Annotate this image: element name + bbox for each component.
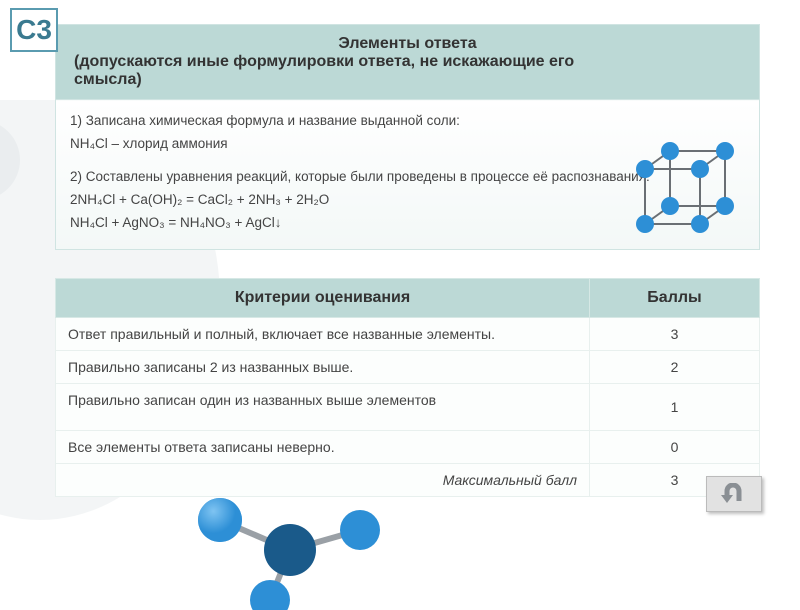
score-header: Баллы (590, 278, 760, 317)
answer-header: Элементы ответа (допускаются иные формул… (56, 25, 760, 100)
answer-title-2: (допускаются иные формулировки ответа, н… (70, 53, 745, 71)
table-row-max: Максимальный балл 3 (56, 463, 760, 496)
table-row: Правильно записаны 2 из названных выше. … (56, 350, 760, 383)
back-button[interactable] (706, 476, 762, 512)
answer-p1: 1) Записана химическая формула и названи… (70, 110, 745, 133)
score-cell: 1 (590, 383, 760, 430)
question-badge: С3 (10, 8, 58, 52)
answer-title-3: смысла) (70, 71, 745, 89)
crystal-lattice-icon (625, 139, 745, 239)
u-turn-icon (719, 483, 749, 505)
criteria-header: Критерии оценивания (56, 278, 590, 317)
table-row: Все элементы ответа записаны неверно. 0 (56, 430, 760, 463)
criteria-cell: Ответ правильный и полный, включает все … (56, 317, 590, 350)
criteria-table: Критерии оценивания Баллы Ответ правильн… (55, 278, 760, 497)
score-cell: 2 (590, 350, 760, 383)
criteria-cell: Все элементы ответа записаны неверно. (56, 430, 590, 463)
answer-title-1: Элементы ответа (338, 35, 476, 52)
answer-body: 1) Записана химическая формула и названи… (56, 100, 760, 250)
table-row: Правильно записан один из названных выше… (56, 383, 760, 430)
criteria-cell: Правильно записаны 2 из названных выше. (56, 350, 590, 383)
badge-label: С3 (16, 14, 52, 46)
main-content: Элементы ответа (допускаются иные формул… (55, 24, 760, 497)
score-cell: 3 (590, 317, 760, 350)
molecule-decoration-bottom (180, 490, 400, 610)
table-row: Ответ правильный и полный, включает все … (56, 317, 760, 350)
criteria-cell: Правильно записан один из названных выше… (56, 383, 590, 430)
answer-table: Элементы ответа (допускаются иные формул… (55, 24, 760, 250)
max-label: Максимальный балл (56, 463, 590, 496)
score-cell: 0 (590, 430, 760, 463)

+-------+

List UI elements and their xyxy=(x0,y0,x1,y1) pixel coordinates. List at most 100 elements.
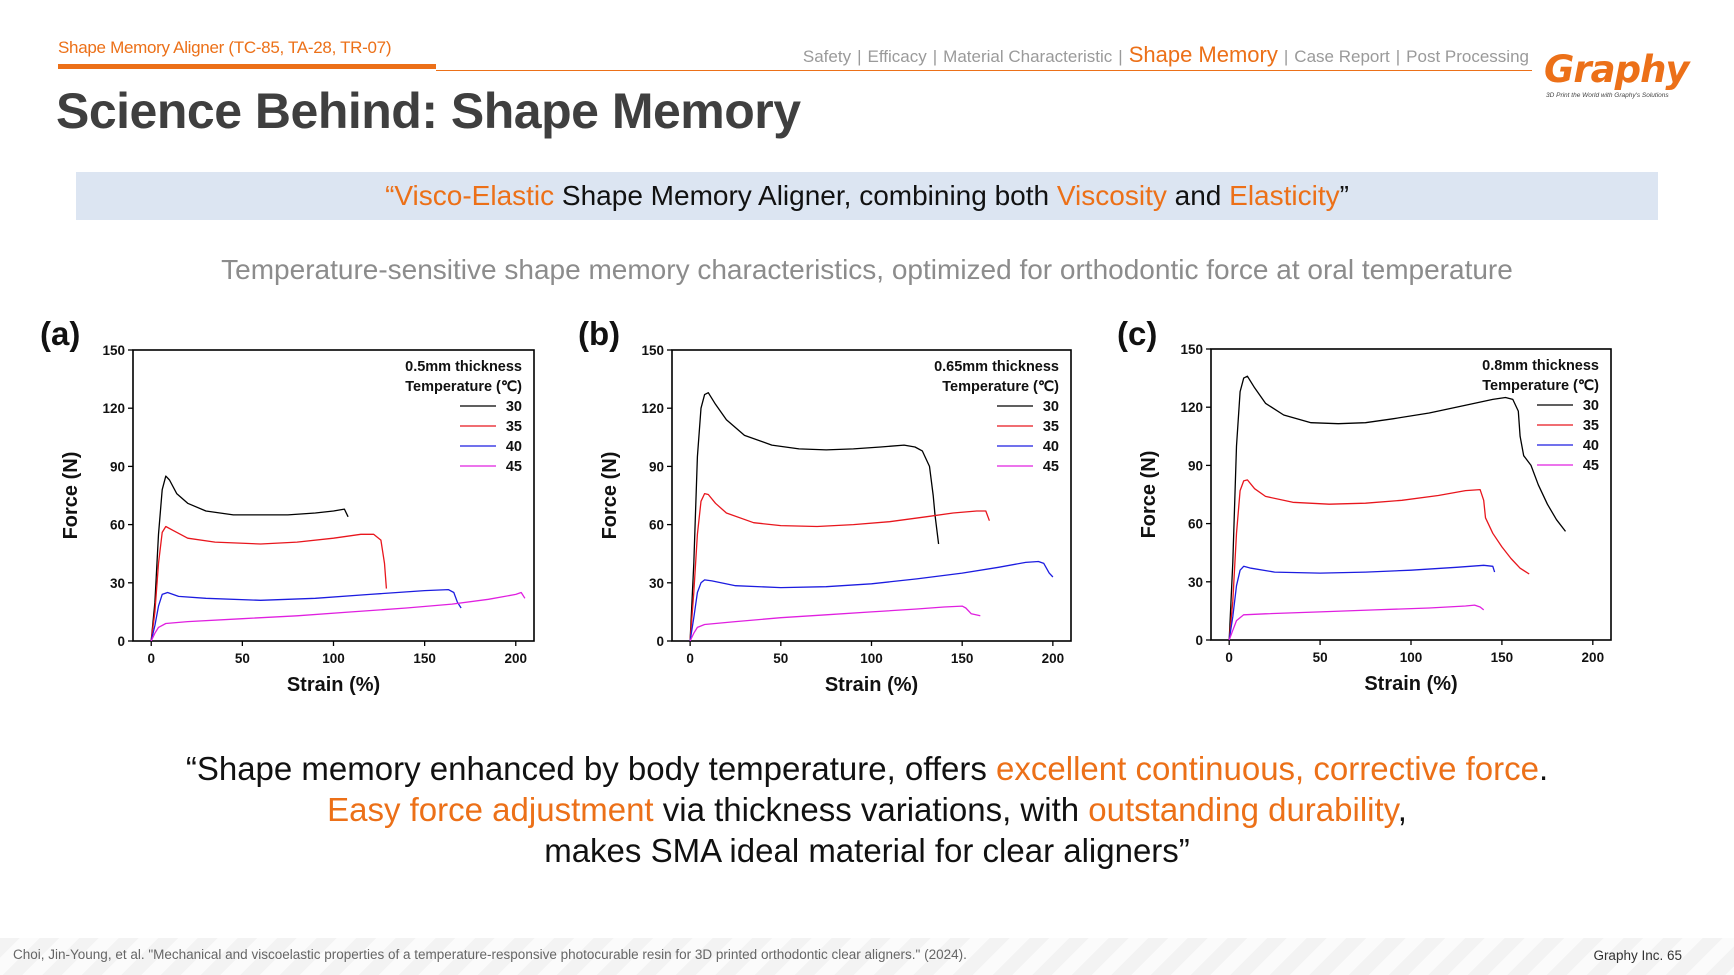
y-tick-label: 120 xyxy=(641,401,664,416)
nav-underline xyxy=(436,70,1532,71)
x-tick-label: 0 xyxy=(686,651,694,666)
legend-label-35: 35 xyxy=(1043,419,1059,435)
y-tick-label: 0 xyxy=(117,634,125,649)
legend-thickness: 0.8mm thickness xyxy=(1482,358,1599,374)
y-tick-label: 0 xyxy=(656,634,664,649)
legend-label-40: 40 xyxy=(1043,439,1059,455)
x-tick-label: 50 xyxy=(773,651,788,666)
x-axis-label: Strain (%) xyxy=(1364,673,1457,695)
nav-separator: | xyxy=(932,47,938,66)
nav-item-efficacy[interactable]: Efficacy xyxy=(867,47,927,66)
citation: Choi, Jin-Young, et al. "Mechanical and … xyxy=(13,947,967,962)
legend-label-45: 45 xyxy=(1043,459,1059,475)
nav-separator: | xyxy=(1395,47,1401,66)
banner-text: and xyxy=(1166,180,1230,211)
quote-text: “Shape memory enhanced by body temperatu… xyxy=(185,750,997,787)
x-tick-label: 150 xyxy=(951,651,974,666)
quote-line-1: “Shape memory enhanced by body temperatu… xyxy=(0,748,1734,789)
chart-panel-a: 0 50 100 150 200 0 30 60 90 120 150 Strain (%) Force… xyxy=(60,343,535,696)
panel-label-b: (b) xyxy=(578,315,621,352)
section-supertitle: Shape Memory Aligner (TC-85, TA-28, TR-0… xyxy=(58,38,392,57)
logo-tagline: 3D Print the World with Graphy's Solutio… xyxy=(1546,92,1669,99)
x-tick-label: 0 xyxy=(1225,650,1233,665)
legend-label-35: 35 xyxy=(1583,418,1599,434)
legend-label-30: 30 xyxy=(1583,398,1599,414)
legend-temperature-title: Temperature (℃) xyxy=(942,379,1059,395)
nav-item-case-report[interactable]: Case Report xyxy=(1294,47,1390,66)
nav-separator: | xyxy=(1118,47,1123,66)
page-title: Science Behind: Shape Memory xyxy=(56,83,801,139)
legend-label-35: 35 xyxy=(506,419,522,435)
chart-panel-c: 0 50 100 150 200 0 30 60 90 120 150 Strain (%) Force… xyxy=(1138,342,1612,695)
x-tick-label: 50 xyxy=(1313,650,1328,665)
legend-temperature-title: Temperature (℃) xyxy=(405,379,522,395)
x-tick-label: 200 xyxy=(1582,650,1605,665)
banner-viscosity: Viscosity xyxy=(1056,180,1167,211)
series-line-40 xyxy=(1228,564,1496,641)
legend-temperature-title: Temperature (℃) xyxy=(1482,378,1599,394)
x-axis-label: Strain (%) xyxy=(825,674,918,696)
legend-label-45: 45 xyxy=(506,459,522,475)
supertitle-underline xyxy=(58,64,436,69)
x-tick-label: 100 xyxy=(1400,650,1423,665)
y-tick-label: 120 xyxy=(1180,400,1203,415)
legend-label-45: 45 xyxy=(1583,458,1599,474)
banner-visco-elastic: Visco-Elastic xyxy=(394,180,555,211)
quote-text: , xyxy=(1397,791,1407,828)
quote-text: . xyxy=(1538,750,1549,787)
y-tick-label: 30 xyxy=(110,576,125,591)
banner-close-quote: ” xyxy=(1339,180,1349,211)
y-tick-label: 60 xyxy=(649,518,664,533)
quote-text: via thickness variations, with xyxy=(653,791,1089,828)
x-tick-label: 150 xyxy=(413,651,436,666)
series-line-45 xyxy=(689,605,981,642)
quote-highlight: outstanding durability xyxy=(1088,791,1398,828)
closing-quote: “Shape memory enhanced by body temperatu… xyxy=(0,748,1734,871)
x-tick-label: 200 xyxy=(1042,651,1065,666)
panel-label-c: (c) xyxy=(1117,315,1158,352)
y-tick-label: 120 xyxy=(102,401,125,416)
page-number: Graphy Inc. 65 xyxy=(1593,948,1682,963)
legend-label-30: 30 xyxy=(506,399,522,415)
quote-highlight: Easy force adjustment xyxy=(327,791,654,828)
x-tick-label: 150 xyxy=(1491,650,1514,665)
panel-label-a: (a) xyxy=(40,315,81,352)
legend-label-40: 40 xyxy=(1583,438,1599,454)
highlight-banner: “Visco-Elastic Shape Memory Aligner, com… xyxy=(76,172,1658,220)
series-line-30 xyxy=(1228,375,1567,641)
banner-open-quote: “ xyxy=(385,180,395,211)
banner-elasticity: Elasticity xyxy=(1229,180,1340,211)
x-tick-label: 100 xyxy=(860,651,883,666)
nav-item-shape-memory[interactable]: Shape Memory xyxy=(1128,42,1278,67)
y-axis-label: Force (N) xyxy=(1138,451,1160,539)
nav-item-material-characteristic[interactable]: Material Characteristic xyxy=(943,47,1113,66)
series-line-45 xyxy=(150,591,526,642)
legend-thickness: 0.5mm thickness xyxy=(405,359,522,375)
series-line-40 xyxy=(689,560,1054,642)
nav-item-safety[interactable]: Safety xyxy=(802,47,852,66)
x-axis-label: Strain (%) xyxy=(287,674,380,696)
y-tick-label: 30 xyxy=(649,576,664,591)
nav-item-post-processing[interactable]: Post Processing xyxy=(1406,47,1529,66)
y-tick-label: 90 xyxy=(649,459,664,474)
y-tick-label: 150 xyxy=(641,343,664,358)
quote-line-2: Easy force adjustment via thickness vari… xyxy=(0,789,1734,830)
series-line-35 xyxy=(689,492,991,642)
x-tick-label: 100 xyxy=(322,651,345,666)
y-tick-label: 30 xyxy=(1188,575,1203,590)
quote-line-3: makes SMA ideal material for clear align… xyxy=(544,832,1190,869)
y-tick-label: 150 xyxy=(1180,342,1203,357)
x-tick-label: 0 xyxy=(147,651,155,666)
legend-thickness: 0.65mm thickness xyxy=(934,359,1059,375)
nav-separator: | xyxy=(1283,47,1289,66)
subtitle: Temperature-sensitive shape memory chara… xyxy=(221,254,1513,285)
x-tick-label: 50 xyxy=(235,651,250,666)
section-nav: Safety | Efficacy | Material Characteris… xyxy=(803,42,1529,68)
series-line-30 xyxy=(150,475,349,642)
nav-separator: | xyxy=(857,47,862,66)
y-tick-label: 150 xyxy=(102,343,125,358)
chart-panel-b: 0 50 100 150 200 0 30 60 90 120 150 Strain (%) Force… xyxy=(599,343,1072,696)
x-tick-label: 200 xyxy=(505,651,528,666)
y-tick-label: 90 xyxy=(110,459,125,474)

+-------+

§ **Problem**
Output the listing lines starting at the one containing "score-header: Баллы (590, 278, 760, 317)" and ending after the one containing "criteria-cell: Ответ правильный", copied without any change.

§ **Expected answer**
score-header: Баллы (590, 278, 760, 317)
answer-header: Элементы ответа (допускаются иные формул… (56, 25, 760, 100)
answer-title-2: (допускаются иные формулировки ответа, н… (70, 53, 745, 71)
table-row-max: Максимальный балл 3 (56, 463, 760, 496)
table-row: Правильно записаны 2 из названных выше. … (56, 350, 760, 383)
back-button[interactable] (706, 476, 762, 512)
answer-p1: 1) Записана химическая формула и названи… (70, 110, 745, 133)
score-cell: 1 (590, 383, 760, 430)
question-badge: С3 (10, 8, 58, 52)
answer-title-3: смысла) (70, 71, 745, 89)
crystal-lattice-icon (625, 139, 745, 239)
u-turn-icon (719, 483, 749, 505)
criteria-header: Критерии оценивания (56, 278, 590, 317)
table-row: Все элементы ответа записаны неверно. 0 (56, 430, 760, 463)
criteria-cell: Ответ правильный и полный, включает все … (56, 317, 590, 350)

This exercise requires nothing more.